══ Document passage ══
We went to a lot of cool parties during All-Star Weekend this past February, many of which served an open bar with tons of celebrities and athletes wandering around to brush elbows with, but only one of these parties was, well… the only word to describe it is “weird.”
The normal parties were what you’d expect—florescent lights, thunderous music, pools lined with tiki torches, guys in sport coats with gelled hair, groupies wearing clothes that could technically be classified as lingerie. But most importantly what these parties shared was a general sense of togetherness, entertainment, and flat-out good-spirited fun. Business like T-Mobile or Sprite or whomever would pay big bucks to make sure people had a good time, and occasionally you’d run into somebody cool, have a good laugh, and continue on with your evening.
Allen Iverson’s Reebok party, though, was not like the others. Not even a little bit.
═══
══ Material ══
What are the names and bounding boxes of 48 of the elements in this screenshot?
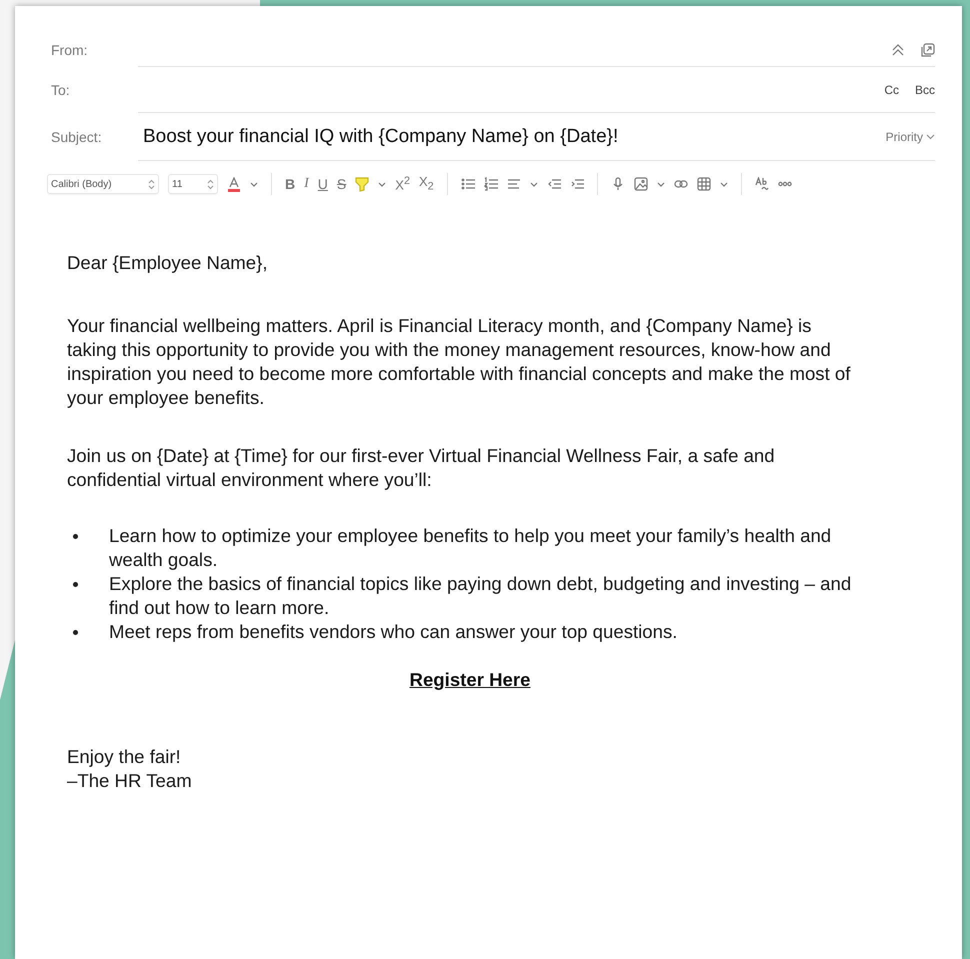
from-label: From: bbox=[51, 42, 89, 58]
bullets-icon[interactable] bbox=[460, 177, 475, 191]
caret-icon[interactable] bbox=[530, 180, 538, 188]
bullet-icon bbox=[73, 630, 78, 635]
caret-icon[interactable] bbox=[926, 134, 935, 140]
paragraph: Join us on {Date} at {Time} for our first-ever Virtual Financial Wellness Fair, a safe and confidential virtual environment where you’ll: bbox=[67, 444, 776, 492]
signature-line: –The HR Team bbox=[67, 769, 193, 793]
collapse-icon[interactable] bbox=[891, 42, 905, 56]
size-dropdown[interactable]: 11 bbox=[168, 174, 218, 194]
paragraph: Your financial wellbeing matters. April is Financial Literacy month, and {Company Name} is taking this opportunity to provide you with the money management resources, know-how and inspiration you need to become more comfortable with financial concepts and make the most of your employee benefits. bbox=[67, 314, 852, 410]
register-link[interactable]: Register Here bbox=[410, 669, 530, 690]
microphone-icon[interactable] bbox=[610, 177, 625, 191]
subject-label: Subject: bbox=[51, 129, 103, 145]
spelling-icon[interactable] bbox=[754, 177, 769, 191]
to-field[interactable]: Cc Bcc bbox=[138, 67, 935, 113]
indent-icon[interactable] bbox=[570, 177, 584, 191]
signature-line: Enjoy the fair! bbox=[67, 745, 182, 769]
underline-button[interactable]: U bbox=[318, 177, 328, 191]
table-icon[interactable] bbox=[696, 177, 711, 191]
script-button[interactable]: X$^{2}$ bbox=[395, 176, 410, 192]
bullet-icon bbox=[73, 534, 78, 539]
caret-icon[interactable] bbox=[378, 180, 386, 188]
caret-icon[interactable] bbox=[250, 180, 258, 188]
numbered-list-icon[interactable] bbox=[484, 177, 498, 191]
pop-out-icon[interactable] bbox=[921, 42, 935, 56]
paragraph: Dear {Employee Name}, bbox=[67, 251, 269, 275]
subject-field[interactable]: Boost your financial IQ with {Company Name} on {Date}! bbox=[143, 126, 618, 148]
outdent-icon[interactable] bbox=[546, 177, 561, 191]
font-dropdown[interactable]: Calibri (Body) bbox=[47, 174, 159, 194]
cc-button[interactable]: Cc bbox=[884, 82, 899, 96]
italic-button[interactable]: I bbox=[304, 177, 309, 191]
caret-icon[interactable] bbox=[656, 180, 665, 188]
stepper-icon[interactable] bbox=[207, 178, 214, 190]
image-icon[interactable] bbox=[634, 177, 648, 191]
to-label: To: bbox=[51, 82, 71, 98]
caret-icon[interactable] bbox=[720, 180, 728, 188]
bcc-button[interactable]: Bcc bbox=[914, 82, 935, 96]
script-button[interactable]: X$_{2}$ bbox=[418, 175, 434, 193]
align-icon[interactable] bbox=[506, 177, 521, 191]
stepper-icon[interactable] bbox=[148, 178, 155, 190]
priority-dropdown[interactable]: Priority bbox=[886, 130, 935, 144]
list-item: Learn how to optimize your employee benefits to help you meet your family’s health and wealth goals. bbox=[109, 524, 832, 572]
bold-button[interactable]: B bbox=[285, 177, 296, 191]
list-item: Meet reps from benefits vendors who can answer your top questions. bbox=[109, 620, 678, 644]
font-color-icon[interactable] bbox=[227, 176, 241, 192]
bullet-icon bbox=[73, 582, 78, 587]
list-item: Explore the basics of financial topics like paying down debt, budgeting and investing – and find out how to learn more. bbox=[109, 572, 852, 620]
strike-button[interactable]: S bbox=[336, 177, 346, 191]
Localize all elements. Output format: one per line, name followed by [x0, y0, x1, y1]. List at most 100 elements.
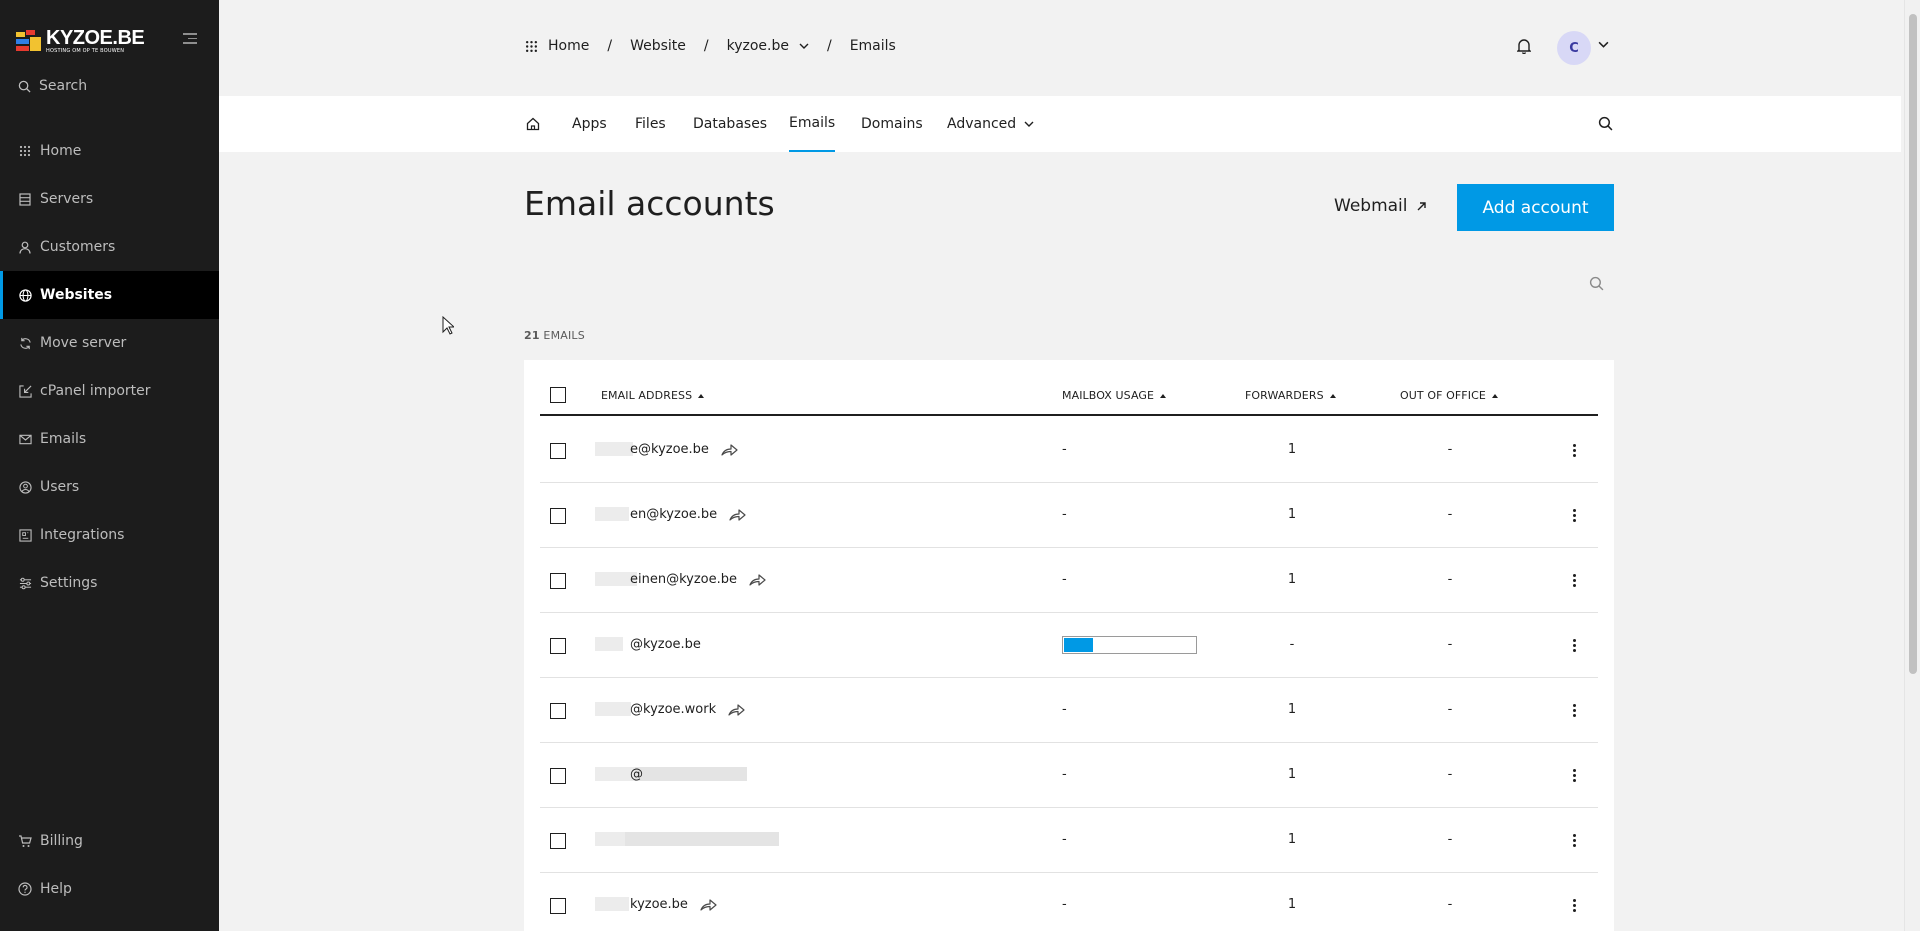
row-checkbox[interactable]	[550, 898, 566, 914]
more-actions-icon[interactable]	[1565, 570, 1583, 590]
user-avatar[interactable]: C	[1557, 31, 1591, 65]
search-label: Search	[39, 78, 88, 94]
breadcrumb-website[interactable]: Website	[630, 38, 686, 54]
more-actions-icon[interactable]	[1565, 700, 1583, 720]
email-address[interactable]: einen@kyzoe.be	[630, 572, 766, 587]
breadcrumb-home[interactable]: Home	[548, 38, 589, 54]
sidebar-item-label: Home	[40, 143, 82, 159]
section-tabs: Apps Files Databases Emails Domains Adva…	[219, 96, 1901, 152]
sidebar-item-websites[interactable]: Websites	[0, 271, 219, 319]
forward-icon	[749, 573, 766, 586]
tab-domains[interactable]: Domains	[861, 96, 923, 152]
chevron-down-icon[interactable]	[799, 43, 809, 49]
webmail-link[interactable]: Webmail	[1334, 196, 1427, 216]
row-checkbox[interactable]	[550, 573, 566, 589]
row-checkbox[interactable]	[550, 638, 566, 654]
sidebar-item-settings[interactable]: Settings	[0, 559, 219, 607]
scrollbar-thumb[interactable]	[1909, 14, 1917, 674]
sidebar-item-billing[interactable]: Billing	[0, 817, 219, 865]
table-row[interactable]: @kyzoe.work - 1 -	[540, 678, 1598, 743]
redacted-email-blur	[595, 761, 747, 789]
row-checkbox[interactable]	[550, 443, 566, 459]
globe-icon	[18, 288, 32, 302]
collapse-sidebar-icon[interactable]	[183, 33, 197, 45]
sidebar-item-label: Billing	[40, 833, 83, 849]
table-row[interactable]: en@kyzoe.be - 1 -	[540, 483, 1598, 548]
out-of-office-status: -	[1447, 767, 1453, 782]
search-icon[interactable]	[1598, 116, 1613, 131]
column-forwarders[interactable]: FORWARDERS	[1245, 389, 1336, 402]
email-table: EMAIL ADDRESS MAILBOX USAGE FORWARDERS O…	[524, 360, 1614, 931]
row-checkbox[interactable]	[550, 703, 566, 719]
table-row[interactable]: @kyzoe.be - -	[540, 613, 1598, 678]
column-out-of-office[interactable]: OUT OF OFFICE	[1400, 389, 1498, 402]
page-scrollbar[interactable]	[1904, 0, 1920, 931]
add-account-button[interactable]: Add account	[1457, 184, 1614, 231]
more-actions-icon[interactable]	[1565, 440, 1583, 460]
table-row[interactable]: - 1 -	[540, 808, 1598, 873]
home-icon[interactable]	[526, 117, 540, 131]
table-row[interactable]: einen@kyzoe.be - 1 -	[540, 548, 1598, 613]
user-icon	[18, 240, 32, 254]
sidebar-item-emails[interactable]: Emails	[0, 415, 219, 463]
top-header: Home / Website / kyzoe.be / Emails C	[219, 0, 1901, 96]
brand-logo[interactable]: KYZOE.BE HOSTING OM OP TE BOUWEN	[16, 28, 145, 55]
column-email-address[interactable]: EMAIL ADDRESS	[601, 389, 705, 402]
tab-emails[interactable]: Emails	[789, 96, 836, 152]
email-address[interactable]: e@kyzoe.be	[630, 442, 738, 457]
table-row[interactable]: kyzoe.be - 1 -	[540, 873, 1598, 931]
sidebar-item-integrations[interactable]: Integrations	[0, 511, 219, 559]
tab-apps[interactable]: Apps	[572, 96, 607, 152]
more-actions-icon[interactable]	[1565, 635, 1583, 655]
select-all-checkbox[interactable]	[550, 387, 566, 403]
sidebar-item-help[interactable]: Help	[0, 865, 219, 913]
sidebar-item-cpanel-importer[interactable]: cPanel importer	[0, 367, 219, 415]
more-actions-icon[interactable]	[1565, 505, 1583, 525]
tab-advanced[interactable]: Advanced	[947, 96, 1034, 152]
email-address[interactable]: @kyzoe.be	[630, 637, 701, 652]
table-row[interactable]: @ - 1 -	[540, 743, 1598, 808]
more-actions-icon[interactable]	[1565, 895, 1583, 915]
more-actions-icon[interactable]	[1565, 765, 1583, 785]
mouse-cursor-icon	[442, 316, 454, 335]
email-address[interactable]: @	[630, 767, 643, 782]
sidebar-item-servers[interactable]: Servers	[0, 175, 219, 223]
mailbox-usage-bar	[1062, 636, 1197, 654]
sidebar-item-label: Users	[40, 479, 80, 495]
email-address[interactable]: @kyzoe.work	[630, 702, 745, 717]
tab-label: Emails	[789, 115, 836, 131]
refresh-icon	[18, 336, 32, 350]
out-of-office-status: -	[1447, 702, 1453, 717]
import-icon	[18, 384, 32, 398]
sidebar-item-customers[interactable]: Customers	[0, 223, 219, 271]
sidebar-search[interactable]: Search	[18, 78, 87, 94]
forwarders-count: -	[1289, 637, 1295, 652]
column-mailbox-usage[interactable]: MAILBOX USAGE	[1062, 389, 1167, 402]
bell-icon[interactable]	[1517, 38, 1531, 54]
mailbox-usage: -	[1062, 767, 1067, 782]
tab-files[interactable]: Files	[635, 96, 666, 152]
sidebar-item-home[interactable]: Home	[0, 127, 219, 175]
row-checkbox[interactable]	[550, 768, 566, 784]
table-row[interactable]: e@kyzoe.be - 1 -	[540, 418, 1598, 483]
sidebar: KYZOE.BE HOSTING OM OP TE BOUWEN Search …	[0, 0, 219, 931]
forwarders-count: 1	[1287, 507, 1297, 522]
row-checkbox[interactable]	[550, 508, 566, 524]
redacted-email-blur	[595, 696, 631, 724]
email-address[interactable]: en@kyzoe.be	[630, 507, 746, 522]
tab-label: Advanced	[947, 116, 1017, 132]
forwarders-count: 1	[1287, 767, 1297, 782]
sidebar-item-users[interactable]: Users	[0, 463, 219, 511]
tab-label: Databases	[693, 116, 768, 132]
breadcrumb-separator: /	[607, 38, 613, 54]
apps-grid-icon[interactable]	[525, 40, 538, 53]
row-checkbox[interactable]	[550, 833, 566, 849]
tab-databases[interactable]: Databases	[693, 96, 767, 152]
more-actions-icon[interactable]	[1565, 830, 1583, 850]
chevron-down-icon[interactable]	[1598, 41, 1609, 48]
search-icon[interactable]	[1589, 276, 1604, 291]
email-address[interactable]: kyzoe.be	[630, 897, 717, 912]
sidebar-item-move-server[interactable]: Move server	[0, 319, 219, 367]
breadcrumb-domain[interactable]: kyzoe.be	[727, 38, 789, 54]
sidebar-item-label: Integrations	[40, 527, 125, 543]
═══
_Written exercise 1_:
Decide whether each statement below agrees with the All-Star Weekend party account, and answer yes or no with the deciding words from it: (a) The normal parties had pools lined with tiki torches. (b) All-Star Weekend took place in March. (c) Allen Iverson's party was a Reebok party.
_Written exercise 2_:
In the All-Star Weekend party account, what is the only word the writer says can describe the one unusual party?
_Written exercise 3_:
Write the next part of the All-Star Weekend party account, picking up right after its last sentence.

_Exercise output 1_:
(a) Yes: "pools lined with tiki torches"
(b) No: "during All-Star Weekend this past February"
(c) Yes: "Allen Iverson’s Reebok party"

_Exercise output 2_:
"Weird."

_Exercise output 3_:
Okay, so the beer was free and there was thunderous music, but the fun, the harmony, the brushing elbows—none of that happened here.
Pushing our way through the throngs at the bar en route to the dance floor, we quickly located Allen Iverson, but other than Larry Hughes we didn’t really see anybody else of note. We thought we’d go over and say hi, but as we approached, a couple of bouncers (who reminded me of Dot-Com and Grizz from “30 Rock”) let us know that this particular section of the party was off-limits.
We looked around, noticing that the entire dance floor area was divided in two by a long, undulating white sofa. On our side was an interesting combination of losers (including, of course, ourselves)—wannabe gangsters, average-to-unattractive ladies, and white partyboys looking for a good-looking girl to grind up against. On Iverson’s side stood Iverson, Hughes, a couple of dudes from each guys’ posse, and what looked to be the scantily-clad cast reunion from all of Jay-Z’s music videos.
I literally felt segregated, like when Chuck Berry got hot in the 50s and the concert crowd were cut in half, separated by cops, to keep the whites from the blacks. Only this wasn’t a racial thing. It was more like, those worthy versus those not worthy.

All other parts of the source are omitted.